**EXERCISE DATA**:
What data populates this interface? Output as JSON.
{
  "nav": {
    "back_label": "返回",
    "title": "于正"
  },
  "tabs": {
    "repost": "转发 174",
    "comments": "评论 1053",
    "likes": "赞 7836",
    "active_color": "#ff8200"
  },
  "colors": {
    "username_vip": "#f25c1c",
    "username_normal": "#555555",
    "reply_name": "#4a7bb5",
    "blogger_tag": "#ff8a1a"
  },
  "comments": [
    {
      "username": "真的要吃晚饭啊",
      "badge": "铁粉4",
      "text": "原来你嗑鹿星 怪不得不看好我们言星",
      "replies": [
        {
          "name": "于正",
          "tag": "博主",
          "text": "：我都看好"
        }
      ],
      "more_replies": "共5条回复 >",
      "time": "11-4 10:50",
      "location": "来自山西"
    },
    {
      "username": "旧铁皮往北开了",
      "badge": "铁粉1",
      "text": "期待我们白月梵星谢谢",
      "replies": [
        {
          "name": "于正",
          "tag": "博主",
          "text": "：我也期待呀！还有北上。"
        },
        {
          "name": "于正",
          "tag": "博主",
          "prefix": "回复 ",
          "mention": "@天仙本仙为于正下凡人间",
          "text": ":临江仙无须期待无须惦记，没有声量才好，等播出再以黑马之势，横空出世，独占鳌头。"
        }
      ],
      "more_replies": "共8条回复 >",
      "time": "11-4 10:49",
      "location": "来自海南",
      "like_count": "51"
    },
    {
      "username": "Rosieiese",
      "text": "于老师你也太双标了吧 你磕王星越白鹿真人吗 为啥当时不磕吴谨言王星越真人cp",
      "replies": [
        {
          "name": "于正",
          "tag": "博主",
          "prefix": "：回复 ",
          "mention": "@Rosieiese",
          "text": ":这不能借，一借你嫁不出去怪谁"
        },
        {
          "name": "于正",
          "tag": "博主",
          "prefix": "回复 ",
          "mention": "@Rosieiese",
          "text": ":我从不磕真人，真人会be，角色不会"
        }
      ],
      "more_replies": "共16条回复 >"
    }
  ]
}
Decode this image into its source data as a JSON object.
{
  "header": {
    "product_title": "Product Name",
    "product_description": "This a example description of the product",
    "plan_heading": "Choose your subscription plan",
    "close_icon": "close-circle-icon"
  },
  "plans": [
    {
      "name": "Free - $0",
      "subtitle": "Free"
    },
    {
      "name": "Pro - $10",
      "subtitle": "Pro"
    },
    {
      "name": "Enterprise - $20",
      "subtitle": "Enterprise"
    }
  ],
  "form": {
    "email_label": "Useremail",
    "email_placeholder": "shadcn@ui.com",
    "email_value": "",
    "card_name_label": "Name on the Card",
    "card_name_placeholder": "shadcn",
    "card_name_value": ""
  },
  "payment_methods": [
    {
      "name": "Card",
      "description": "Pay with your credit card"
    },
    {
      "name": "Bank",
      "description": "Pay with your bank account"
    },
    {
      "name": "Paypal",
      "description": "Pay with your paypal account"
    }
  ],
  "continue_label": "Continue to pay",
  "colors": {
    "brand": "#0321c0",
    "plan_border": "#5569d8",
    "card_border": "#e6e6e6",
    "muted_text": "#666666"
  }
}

**EXERCISE**: Transcribe all of the material exactly. Omit nothing.

**THE COMPLETED TASK**:
What data populates this interface? Output as JSON.
{
  "nav": {
    "back_label": "返回",
    "title": "于正"
  },
  "tabs": {
    "repost": "转发 174",
    "comments": "评论 1053",
    "likes": "赞 7836",
    "active_color": "#ff8200"
  },
  "colors": {
    "username_vip": "#f25c1c",
    "username_normal": "#555555",
    "reply_name": "#4a7bb5",
    "blogger_tag": "#ff8a1a"
  },
  "comments": [
    {
      "username": "真的要吃晚饭啊",
      "badge": "铁粉4",
      "text": "原来你嗑鹿星 怪不得不看好我们言星",
      "replies": [
        {
          "name": "于正",
          "tag": "博主",
          "text": "：我都看好"
        }
      ],
      "more_replies": "共5条回复 >",
      "time": "11-4 10:50",
      "location": "来自山西"
    },
    {
      "username": "旧铁皮往北开了",
      "badge": "铁粉1",
      "text": "期待我们白月梵星谢谢",
      "replies": [
        {
          "name": "于正",
          "tag": "博主",
          "text": "：我也期待呀！还有北上。"
        },
        {
          "name": "于正",
          "tag": "博主",
          "prefix": "回复 ",
          "mention": "@天仙本仙为于正下凡人间",
          "text": ":临江仙无须期待无须惦记，没有声量才好，等播出再以黑马之势，横空出世，独占鳌头。"
        }
      ],
      "more_replies": "共8条回复 >",
      "time": "11-4 10:49",
      "location": "来自海南",
      "like_count": "51"
    },
    {
      "username": "Rosieiese",
      "text": "于老师你也太双标了吧 你磕王星越白鹿真人吗 为啥当时不磕吴谨言王星越真人cp",
      "replies": [
        {
          "name": "于正",
          "tag": "博主",
          "prefix": "：回复 ",
          "mention": "@Rosieiese",
          "text": ":这不能借，一借你嫁不出去怪谁"
        },
        {
          "name": "于正",
          "tag": "博主",
          "prefix": "回复 ",
          "mention": "@Rosieiese",
          "text": ":我从不磕真人，真人会be，角色不会"
        }
      ],
      "more_replies": "共16条回复 >"
    }
  ]
}
Decode this image into its source data as a JSON object.
{
  "header": {
    "product_title": "Product Name",
    "product_description": "This a example description of the product",
    "plan_heading": "Choose your subscription plan",
    "close_icon": "close-circle-icon"
  },
  "plans": [
    {
      "name": "Free - $0",
      "subtitle": "Free"
    },
    {
      "name": "Pro - $10",
      "subtitle": "Pro"
    },
    {
      "name": "Enterprise - $20",
      "subtitle": "Enterprise"
    }
  ],
  "form": {
    "email_label": "Useremail",
    "email_placeholder": "shadcn@ui.com",
    "email_value": "",
    "card_name_label": "Name on the Card",
    "card_name_placeholder": "shadcn",
    "card_name_value": ""
  },
  "payment_methods": [
    {
      "name": "Card",
      "description": "Pay with your credit card"
    },
    {
      "name": "Bank",
      "description": "Pay with your bank account"
    },
    {
      "name": "Paypal",
      "description": "Pay with your paypal account"
    }
  ],
  "continue_label": "Continue to pay",
  "colors": {
    "brand": "#0321c0",
    "plan_border": "#5569d8",
    "card_border": "#e6e6e6",
    "muted_text": "#666666"
  }
}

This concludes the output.